## start

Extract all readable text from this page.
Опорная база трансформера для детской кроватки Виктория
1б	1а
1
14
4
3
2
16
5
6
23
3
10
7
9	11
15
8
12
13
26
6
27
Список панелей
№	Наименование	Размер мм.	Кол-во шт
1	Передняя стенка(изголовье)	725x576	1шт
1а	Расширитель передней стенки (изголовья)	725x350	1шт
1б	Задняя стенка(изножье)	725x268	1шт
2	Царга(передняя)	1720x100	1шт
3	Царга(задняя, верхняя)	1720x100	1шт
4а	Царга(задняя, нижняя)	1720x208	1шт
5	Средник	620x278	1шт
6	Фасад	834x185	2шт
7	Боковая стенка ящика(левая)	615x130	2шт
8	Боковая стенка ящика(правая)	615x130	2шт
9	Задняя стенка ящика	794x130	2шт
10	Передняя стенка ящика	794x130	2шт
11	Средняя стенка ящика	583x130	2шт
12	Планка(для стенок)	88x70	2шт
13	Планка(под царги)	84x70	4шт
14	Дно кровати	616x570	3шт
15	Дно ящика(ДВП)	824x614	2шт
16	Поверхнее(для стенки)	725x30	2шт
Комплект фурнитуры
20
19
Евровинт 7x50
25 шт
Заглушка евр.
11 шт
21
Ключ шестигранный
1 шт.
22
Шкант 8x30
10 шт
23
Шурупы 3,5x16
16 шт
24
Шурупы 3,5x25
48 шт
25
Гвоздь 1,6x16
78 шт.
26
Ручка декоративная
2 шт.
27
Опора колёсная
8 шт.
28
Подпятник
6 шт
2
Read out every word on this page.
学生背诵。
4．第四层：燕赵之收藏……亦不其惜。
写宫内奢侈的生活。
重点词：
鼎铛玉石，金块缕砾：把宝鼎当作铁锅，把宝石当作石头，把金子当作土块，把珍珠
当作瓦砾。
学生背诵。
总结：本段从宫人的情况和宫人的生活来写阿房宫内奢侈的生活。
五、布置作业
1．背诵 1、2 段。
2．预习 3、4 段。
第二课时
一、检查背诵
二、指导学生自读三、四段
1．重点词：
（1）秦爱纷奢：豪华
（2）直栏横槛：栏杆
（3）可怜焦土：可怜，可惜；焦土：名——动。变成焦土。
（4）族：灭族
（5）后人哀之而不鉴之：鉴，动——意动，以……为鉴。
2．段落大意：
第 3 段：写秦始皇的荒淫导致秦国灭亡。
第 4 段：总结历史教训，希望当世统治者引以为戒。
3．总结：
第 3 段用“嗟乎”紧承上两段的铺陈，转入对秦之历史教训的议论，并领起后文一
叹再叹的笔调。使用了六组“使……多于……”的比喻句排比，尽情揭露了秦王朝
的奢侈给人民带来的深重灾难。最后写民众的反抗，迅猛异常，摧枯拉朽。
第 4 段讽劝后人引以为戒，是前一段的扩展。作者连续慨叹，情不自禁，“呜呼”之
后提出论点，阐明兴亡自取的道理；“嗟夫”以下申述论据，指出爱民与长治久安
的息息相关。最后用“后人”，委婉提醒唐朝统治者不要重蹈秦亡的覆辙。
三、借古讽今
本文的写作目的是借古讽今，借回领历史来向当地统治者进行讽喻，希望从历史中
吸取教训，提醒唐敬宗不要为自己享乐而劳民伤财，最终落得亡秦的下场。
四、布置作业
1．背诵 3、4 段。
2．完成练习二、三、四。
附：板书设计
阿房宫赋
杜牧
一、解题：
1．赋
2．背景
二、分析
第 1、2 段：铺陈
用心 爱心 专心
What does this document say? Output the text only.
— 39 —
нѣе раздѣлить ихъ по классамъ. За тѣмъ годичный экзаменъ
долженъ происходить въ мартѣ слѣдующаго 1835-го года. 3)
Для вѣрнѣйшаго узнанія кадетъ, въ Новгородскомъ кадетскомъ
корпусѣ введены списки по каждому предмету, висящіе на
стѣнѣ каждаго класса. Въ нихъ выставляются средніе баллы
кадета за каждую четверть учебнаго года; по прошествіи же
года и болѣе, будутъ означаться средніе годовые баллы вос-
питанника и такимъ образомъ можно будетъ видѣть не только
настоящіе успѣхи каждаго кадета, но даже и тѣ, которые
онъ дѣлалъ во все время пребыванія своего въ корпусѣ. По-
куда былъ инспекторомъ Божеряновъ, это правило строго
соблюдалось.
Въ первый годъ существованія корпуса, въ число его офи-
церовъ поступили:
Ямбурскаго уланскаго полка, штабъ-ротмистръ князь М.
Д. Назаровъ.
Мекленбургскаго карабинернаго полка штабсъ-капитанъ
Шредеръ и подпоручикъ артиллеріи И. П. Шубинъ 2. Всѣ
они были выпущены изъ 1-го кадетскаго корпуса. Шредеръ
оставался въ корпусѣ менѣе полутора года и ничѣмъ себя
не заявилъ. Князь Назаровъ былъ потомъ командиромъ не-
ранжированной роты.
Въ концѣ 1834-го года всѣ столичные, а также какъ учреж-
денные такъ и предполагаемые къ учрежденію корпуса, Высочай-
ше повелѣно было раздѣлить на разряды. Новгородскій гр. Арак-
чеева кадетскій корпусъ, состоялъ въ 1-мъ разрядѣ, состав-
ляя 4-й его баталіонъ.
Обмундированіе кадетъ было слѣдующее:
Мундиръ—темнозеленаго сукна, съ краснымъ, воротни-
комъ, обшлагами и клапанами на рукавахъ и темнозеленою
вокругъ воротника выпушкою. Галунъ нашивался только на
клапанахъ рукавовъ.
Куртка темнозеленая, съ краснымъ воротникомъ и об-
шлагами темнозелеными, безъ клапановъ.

## end

Extract every record. Keep wording exact.

Output of the task>
Extract all readable text from this page.
Опорная база трансформера для детской кроватки Виктория
1б	1а
1
14
4
3
2
16
5
6
23
3
10
7
9	11
15
8
12
13
26
6
27
Список панелей
№	Наименование	Размер мм.	Кол-во шт
1	Передняя стенка(изголовье)	725x576	1шт
1а	Расширитель передней стенки (изголовья)	725x350	1шт
1б	Задняя стенка(изножье)	725x268	1шт
2	Царга(передняя)	1720x100	1шт
3	Царга(задняя, верхняя)	1720x100	1шт
4а	Царга(задняя, нижняя)	1720x208	1шт
5	Средник	620x278	1шт
6	Фасад	834x185	2шт
7	Боковая стенка ящика(левая)	615x130	2шт
8	Боковая стенка ящика(правая)	615x130	2шт
9	Задняя стенка ящика	794x130	2шт
10	Передняя стенка ящика	794x130	2шт
11	Средняя стенка ящика	583x130	2шт
12	Планка(для стенок)	88x70	2шт
13	Планка(под царги)	84x70	4шт
14	Дно кровати	616x570	3шт
15	Дно ящика(ДВП)	824x614	2шт
16	Поверхнее(для стенки)	725x30	2шт
Комплект фурнитуры
20
19
Евровинт 7x50
25 шт
Заглушка евр.
11 шт
21
Ключ шестигранный
1 шт.
22
Шкант 8x30
10 шт
23
Шурупы 3,5x16
16 шт
24
Шурупы 3,5x25
48 шт
25
Гвоздь 1,6x16
78 шт.
26
Ручка декоративная
2 шт.
27
Опора колёсная
8 шт.
28
Подпятник
6 шт
2
Read out every word on this page.
学生背诵。
4．第四层：燕赵之收藏……亦不其惜。
写宫内奢侈的生活。
重点词：
鼎铛玉石，金块缕砾：把宝鼎当作铁锅，把宝石当作石头，把金子当作土块，把珍珠
当作瓦砾。
学生背诵。
总结：本段从宫人的情况和宫人的生活来写阿房宫内奢侈的生活。
五、布置作业
1．背诵 1、2 段。
2．预习 3、4 段。
第二课时
一、检查背诵
二、指导学生自读三、四段
1．重点词：
（1）秦爱纷奢：豪华
（2）直栏横槛：栏杆
（3）可怜焦土：可怜，可惜；焦土：名——动。变成焦土。
（4）族：灭族
（5）后人哀之而不鉴之：鉴，动——意动，以……为鉴。
2．段落大意：
第 3 段：写秦始皇的荒淫导致秦国灭亡。
第 4 段：总结历史教训，希望当世统治者引以为戒。
3．总结：
第 3 段用“嗟乎”紧承上两段的铺陈，转入对秦之历史教训的议论，并领起后文一
叹再叹的笔调。使用了六组“使……多于……”的比喻句排比，尽情揭露了秦王朝
的奢侈给人民带来的深重灾难。最后写民众的反抗，迅猛异常，摧枯拉朽。
第 4 段讽劝后人引以为戒，是前一段的扩展。作者连续慨叹，情不自禁，“呜呼”之
后提出论点，阐明兴亡自取的道理；“嗟夫”以下申述论据，指出爱民与长治久安
的息息相关。最后用“后人”，委婉提醒唐朝统治者不要重蹈秦亡的覆辙。
三、借古讽今
本文的写作目的是借古讽今，借回领历史来向当地统治者进行讽喻，希望从历史中
吸取教训，提醒唐敬宗不要为自己享乐而劳民伤财，最终落得亡秦的下场。
四、布置作业
1．背诵 3、4 段。
2．完成练习二、三、四。
附：板书设计
阿房宫赋
杜牧
一、解题：
1．赋
2．背景
二、分析
第 1、2 段：铺陈
用心 爱心 专心
What does this document say? Output the text only.
— 39 —
нѣе раздѣлить ихъ по классамъ. За тѣмъ годичный экзаменъ
долженъ происходить въ мартѣ слѣдующаго 1835-го года. 3)
Для вѣрнѣйшаго узнанія кадетъ, въ Новгородскомъ кадетскомъ
корпусѣ введены списки по каждому предмету, висящіе на
стѣнѣ каждаго класса. Въ нихъ выставляются средніе баллы
кадета за каждую четверть учебнаго года; по прошествіи же
года и болѣе, будутъ означаться средніе годовые баллы вос-
питанника и такимъ образомъ можно будетъ видѣть не только
настоящіе успѣхи каждаго кадета, но даже и тѣ, которые
онъ дѣлалъ во все время пребыванія своего въ корпусѣ. По-
куда былъ инспекторомъ Божеряновъ, это правило строго
соблюдалось.
Въ первый годъ существованія корпуса, въ число его офи-
церовъ поступили:
Ямбурскаго уланскаго полка, штабъ-ротмистръ князь М.
Д. Назаровъ.
Мекленбургскаго карабинернаго полка штабсъ-капитанъ
Шредеръ и подпоручикъ артиллеріи И. П. Шубинъ 2. Всѣ
они были выпущены изъ 1-го кадетскаго корпуса. Шредеръ
оставался въ корпусѣ менѣе полутора года и ничѣмъ себя
не заявилъ. Князь Назаровъ былъ потомъ командиромъ не-
ранжированной роты.
Въ концѣ 1834-го года всѣ столичные, а также какъ учреж-
денные такъ и предполагаемые къ учрежденію корпуса, Высочай-
ше повелѣно было раздѣлить на разряды. Новгородскій гр. Арак-
чеева кадетскій корпусъ, состоялъ въ 1-мъ разрядѣ, состав-
ляя 4-й его баталіонъ.
Обмундированіе кадетъ было слѣдующее:
Мундиръ—темнозеленаго сукна, съ краснымъ, воротни-
комъ, обшлагами и клапанами на рукавахъ и темнозеленою
вокругъ воротника выпушкою. Галунъ нашивался только на
клапанахъ рукавовъ.
Куртка темнозеленая, съ краснымъ воротникомъ и об-
шлагами темнозелеными, безъ клапановъ.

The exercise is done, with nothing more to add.